### TASK INSTRUCTIONS
Copy every line of the entries below without changing anything.
-- Start of EXERCISE MATERIAL --
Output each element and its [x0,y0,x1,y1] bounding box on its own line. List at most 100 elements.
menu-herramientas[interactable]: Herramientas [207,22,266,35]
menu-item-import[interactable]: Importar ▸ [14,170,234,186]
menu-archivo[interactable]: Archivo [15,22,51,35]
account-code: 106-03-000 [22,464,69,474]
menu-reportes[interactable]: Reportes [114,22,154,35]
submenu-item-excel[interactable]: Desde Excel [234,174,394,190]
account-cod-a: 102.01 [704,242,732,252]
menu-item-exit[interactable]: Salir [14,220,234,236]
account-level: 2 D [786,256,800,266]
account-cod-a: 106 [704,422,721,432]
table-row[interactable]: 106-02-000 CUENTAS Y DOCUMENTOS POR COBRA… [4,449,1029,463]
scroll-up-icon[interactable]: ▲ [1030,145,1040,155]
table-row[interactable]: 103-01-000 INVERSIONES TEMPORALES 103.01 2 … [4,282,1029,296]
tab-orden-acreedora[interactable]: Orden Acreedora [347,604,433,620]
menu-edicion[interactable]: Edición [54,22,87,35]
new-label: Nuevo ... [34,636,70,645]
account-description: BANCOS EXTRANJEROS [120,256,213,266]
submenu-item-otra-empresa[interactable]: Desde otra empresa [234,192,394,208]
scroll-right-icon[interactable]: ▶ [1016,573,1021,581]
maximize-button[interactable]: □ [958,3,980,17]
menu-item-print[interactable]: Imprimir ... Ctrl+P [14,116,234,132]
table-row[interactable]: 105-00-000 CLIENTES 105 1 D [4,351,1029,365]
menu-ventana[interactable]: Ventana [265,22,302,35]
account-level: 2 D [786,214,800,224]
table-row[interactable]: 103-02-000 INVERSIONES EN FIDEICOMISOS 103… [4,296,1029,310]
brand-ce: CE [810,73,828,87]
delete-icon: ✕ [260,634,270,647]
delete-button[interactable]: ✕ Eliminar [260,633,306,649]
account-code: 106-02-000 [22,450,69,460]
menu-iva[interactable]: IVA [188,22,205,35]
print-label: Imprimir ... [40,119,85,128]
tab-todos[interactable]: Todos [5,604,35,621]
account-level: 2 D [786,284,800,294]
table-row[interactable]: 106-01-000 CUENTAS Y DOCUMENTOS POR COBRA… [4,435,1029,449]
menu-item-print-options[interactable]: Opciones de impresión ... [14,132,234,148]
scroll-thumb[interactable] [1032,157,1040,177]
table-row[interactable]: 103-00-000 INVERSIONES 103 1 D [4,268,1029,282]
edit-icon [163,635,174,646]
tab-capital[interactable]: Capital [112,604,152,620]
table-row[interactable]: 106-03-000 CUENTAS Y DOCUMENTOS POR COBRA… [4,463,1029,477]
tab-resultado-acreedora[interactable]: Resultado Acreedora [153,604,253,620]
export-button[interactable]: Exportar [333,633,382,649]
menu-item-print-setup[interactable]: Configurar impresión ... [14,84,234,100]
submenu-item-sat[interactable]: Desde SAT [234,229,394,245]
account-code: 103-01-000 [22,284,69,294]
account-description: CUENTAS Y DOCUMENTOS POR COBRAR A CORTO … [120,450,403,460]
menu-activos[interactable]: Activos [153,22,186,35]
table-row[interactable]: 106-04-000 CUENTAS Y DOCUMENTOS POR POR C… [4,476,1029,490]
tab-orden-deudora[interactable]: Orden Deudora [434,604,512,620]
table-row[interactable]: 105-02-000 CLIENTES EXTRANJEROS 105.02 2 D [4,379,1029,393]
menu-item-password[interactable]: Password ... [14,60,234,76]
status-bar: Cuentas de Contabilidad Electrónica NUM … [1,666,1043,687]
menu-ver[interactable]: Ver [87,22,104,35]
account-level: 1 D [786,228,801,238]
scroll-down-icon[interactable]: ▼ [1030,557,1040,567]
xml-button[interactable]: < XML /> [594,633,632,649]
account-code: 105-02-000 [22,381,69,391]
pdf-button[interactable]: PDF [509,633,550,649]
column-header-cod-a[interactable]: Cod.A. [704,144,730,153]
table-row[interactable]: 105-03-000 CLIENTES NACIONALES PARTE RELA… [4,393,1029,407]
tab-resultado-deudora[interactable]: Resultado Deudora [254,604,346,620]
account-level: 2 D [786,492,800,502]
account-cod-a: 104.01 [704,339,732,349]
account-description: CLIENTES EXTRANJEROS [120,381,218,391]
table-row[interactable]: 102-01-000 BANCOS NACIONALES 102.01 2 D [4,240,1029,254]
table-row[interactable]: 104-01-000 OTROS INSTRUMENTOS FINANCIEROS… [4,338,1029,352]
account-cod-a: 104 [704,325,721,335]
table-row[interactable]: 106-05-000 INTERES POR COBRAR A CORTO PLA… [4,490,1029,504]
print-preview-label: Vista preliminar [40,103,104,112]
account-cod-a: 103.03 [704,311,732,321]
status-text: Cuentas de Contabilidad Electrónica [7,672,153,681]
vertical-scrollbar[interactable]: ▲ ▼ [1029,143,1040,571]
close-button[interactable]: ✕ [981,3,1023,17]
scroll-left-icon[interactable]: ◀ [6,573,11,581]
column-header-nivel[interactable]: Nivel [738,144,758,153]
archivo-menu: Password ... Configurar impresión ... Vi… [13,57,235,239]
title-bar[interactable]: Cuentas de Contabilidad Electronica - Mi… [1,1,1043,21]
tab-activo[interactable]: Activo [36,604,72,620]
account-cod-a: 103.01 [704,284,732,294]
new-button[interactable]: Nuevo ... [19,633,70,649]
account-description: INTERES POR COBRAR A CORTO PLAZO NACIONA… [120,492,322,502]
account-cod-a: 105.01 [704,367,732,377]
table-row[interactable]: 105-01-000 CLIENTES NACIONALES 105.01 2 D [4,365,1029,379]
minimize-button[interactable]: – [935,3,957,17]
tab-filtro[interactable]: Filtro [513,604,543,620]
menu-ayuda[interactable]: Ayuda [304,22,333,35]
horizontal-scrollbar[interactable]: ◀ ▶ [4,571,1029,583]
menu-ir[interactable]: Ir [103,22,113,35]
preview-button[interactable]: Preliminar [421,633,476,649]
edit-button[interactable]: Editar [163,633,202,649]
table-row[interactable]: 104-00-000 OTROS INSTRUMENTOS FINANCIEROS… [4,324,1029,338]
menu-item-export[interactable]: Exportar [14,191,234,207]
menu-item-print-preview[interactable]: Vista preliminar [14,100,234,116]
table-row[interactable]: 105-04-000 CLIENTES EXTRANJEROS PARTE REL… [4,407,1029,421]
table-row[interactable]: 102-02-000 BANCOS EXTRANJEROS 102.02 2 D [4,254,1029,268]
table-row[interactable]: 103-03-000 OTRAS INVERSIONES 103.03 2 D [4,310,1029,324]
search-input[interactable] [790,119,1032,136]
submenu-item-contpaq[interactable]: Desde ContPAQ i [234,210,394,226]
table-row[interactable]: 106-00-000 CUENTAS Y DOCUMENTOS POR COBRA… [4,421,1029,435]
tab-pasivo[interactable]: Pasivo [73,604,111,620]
-- End of EXERCISE MATERIAL --
### ANSWER TO THE PROBLEM
Output each element and its [x0,y0,x1,y1] bounding box on its own line. List at most 100 elements.
menu-herramientas[interactable]: Herramientas [207,22,266,35]
menu-item-import[interactable]: Importar ▸ [14,170,234,186]
menu-archivo[interactable]: Archivo [15,22,51,35]
account-code: 106-03-000 [22,464,69,474]
menu-reportes[interactable]: Reportes [114,22,154,35]
submenu-item-excel[interactable]: Desde Excel [234,174,394,190]
account-cod-a: 102.01 [704,242,732,252]
menu-item-exit[interactable]: Salir [14,220,234,236]
account-level: 2 D [786,256,800,266]
account-cod-a: 106 [704,422,721,432]
table-row[interactable]: 106-02-000 CUENTAS Y DOCUMENTOS POR COBRA… [4,449,1029,463]
scroll-up-icon[interactable]: ▲ [1030,145,1040,155]
table-row[interactable]: 103-01-000 INVERSIONES TEMPORALES 103.01 2 … [4,282,1029,296]
tab-orden-acreedora[interactable]: Orden Acreedora [347,604,433,620]
menu-edicion[interactable]: Edición [54,22,87,35]
new-label: Nuevo ... [34,636,70,645]
account-description: BANCOS EXTRANJEROS [120,256,213,266]
submenu-item-otra-empresa[interactable]: Desde otra empresa [234,192,394,208]
scroll-right-icon[interactable]: ▶ [1016,573,1021,581]
maximize-button[interactable]: □ [958,3,980,17]
menu-item-print[interactable]: Imprimir ... Ctrl+P [14,116,234,132]
table-row[interactable]: 105-00-000 CLIENTES 105 1 D [4,351,1029,365]
menu-ventana[interactable]: Ventana [265,22,302,35]
account-level: 2 D [786,214,800,224]
table-row[interactable]: 103-02-000 INVERSIONES EN FIDEICOMISOS 103… [4,296,1029,310]
brand-ce: CE [810,73,828,87]
delete-icon: ✕ [260,634,270,647]
delete-button[interactable]: ✕ Eliminar [260,633,306,649]
account-code: 106-02-000 [22,450,69,460]
menu-iva[interactable]: IVA [188,22,205,35]
print-label: Imprimir ... [40,119,85,128]
tab-todos[interactable]: Todos [5,604,35,621]
account-level: 2 D [786,284,800,294]
table-row[interactable]: 106-01-000 CUENTAS Y DOCUMENTOS POR COBRA… [4,435,1029,449]
menu-item-print-options[interactable]: Opciones de impresión ... [14,132,234,148]
scroll-thumb[interactable] [1032,157,1040,177]
table-row[interactable]: 103-00-000 INVERSIONES 103 1 D [4,268,1029,282]
edit-icon [163,635,174,646]
tab-capital[interactable]: Capital [112,604,152,620]
table-row[interactable]: 106-03-000 CUENTAS Y DOCUMENTOS POR COBRA… [4,463,1029,477]
tab-resultado-acreedora[interactable]: Resultado Acreedora [153,604,253,620]
export-button[interactable]: Exportar [333,633,382,649]
menu-item-print-setup[interactable]: Configurar impresión ... [14,84,234,100]
submenu-item-sat[interactable]: Desde SAT [234,229,394,245]
account-code: 103-01-000 [22,284,69,294]
account-description: CUENTAS Y DOCUMENTOS POR COBRAR A CORTO … [120,450,403,460]
menu-activos[interactable]: Activos [153,22,186,35]
table-row[interactable]: 106-04-000 CUENTAS Y DOCUMENTOS POR POR C… [4,476,1029,490]
tab-orden-deudora[interactable]: Orden Deudora [434,604,512,620]
table-row[interactable]: 105-02-000 CLIENTES EXTRANJEROS 105.02 2 D [4,379,1029,393]
menu-item-password[interactable]: Password ... [14,60,234,76]
status-bar: Cuentas de Contabilidad Electrónica NUM … [1,666,1043,687]
menu-ver[interactable]: Ver [87,22,104,35]
account-level: 1 D [786,228,801,238]
scroll-down-icon[interactable]: ▼ [1030,557,1040,567]
xml-button[interactable]: < XML /> [594,633,632,649]
account-code: 105-02-000 [22,381,69,391]
pdf-button[interactable]: PDF [509,633,550,649]
column-header-cod-a[interactable]: Cod.A. [704,144,730,153]
table-row[interactable]: 105-03-000 CLIENTES NACIONALES PARTE RELA… [4,393,1029,407]
tab-resultado-deudora[interactable]: Resultado Deudora [254,604,346,620]
account-level: 2 D [786,492,800,502]
account-cod-a: 104.01 [704,339,732,349]
account-description: CLIENTES EXTRANJEROS [120,381,218,391]
table-row[interactable]: 102-01-000 BANCOS NACIONALES 102.01 2 D [4,240,1029,254]
table-row[interactable]: 104-01-000 OTROS INSTRUMENTOS FINANCIEROS… [4,338,1029,352]
account-cod-a: 104 [704,325,721,335]
table-row[interactable]: 106-05-000 INTERES POR COBRAR A CORTO PLA… [4,490,1029,504]
print-preview-label: Vista preliminar [40,103,104,112]
account-cod-a: 103.03 [704,311,732,321]
status-text: Cuentas de Contabilidad Electrónica [7,672,153,681]
vertical-scrollbar[interactable]: ▲ ▼ [1029,143,1040,571]
close-button[interactable]: ✕ [981,3,1023,17]
scroll-left-icon[interactable]: ◀ [6,573,11,581]
column-header-nivel[interactable]: Nivel [738,144,758,153]
archivo-menu: Password ... Configurar impresión ... Vi… [13,57,235,239]
title-bar[interactable]: Cuentas de Contabilidad Electronica - Mi… [1,1,1043,21]
tab-activo[interactable]: Activo [36,604,72,620]
account-cod-a: 103.01 [704,284,732,294]
new-button[interactable]: Nuevo ... [19,633,70,649]
account-description: INTERES POR COBRAR A CORTO PLAZO NACIONA… [120,492,322,502]
account-cod-a: 105.01 [704,367,732,377]
table-row[interactable]: 105-01-000 CLIENTES NACIONALES 105.01 2 D [4,365,1029,379]
minimize-button[interactable]: – [935,3,957,17]
tab-filtro[interactable]: Filtro [513,604,543,620]
menu-ayuda[interactable]: Ayuda [304,22,333,35]
horizontal-scrollbar[interactable]: ◀ ▶ [4,571,1029,583]
menu-ir[interactable]: Ir [103,22,113,35]
preview-button[interactable]: Preliminar [421,633,476,649]
edit-button[interactable]: Editar [163,633,202,649]
table-row[interactable]: 104-00-000 OTROS INSTRUMENTOS FINANCIEROS… [4,324,1029,338]
menu-item-export[interactable]: Exportar [14,191,234,207]
menu-item-print-preview[interactable]: Vista preliminar [14,100,234,116]
table-row[interactable]: 105-04-000 CLIENTES EXTRANJEROS PARTE REL… [4,407,1029,421]
table-row[interactable]: 102-02-000 BANCOS EXTRANJEROS 102.02 2 D [4,254,1029,268]
table-row[interactable]: 103-03-000 OTRAS INVERSIONES 103.03 2 D [4,310,1029,324]
search-input[interactable] [790,119,1032,136]
submenu-item-contpaq[interactable]: Desde ContPAQ i [234,210,394,226]
table-row[interactable]: 106-00-000 CUENTAS Y DOCUMENTOS POR COBRA… [4,421,1029,435]
tab-pasivo[interactable]: Pasivo [73,604,111,620]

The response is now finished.